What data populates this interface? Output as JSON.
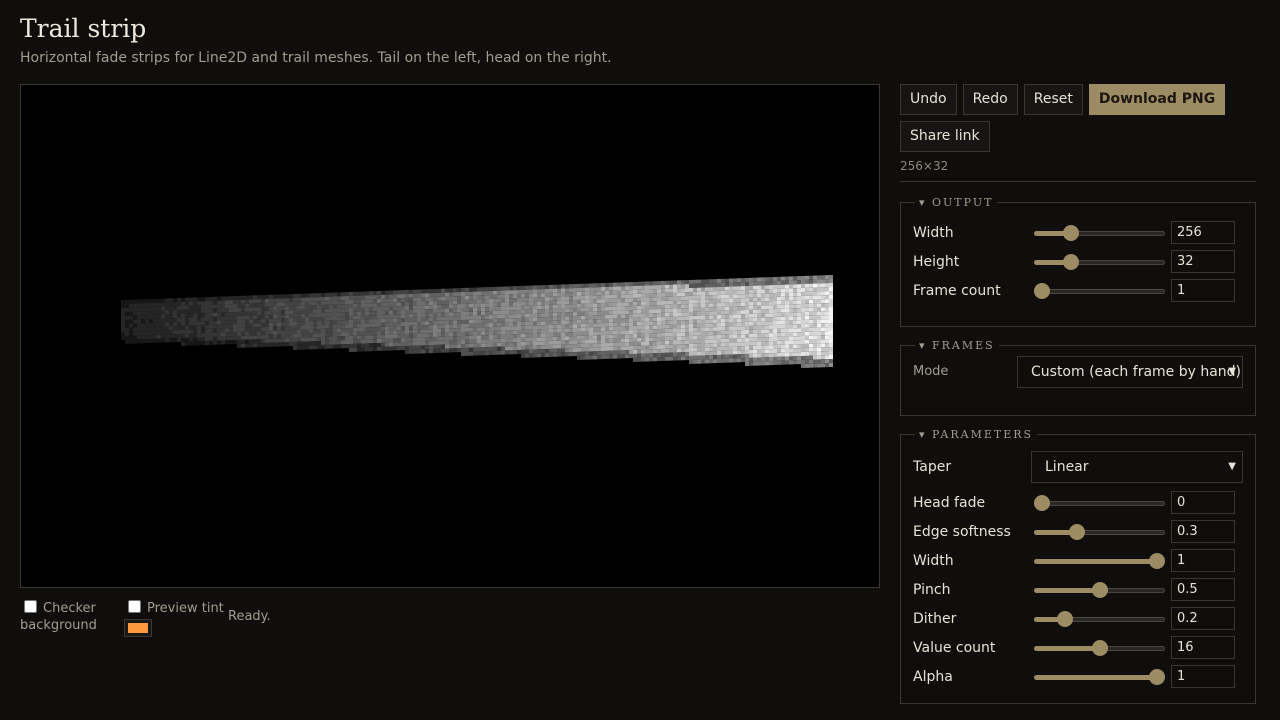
{
  "page": {
    "title": "Trail strip",
    "subtitle": "Horizontal fade strips for Line2D and trail meshes. Tail on the left, head on the right."
  },
  "toolbar": {
    "undo": "Undo",
    "redo": "Redo",
    "reset": "Reset",
    "download": "Download PNG",
    "share": "Share link",
    "dims": "256×32"
  },
  "output": {
    "legend": "▾ OUTPUT",
    "rows": [
      {
        "label": "Width",
        "value": "256",
        "fraction": 0.25
      },
      {
        "label": "Height",
        "value": "32",
        "fraction": 0.25
      },
      {
        "label": "Frame count",
        "value": "1",
        "fraction": 0.0
      }
    ]
  },
  "frames": {
    "legend": "▾ FRAMES",
    "mode_label": "Mode",
    "mode_value": "Custom (each frame by hand)"
  },
  "parameters": {
    "legend": "▾ PARAMETERS",
    "taper_label": "Taper",
    "taper_value": "Linear",
    "rows": [
      {
        "label": "Head fade",
        "value": "0",
        "fraction": 0.0
      },
      {
        "label": "Edge softness",
        "value": "0.3",
        "fraction": 0.3
      },
      {
        "label": "Width",
        "value": "1",
        "fraction": 1.0
      },
      {
        "label": "Pinch",
        "value": "0.5",
        "fraction": 0.5
      },
      {
        "label": "Dither",
        "value": "0.2",
        "fraction": 0.2
      },
      {
        "label": "Value count",
        "value": "16",
        "fraction": 0.5
      },
      {
        "label": "Alpha",
        "value": "1",
        "fraction": 1.0
      }
    ]
  },
  "preview": {
    "checker_label": "Checker background",
    "tint_label": "Preview tint",
    "tint_color": "#ff9a3c",
    "status": "Ready."
  },
  "colors": {
    "accent": "#9c8b63",
    "background": "#0f0e0d",
    "border": "#3a3733"
  }
}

• _OBJECTIVE_
Look through the lines above and collect those with the word "background".

• _RESULT FOR THIS TASK_
    "checker_label": "Checker background",
    "background": "#0f0e0d",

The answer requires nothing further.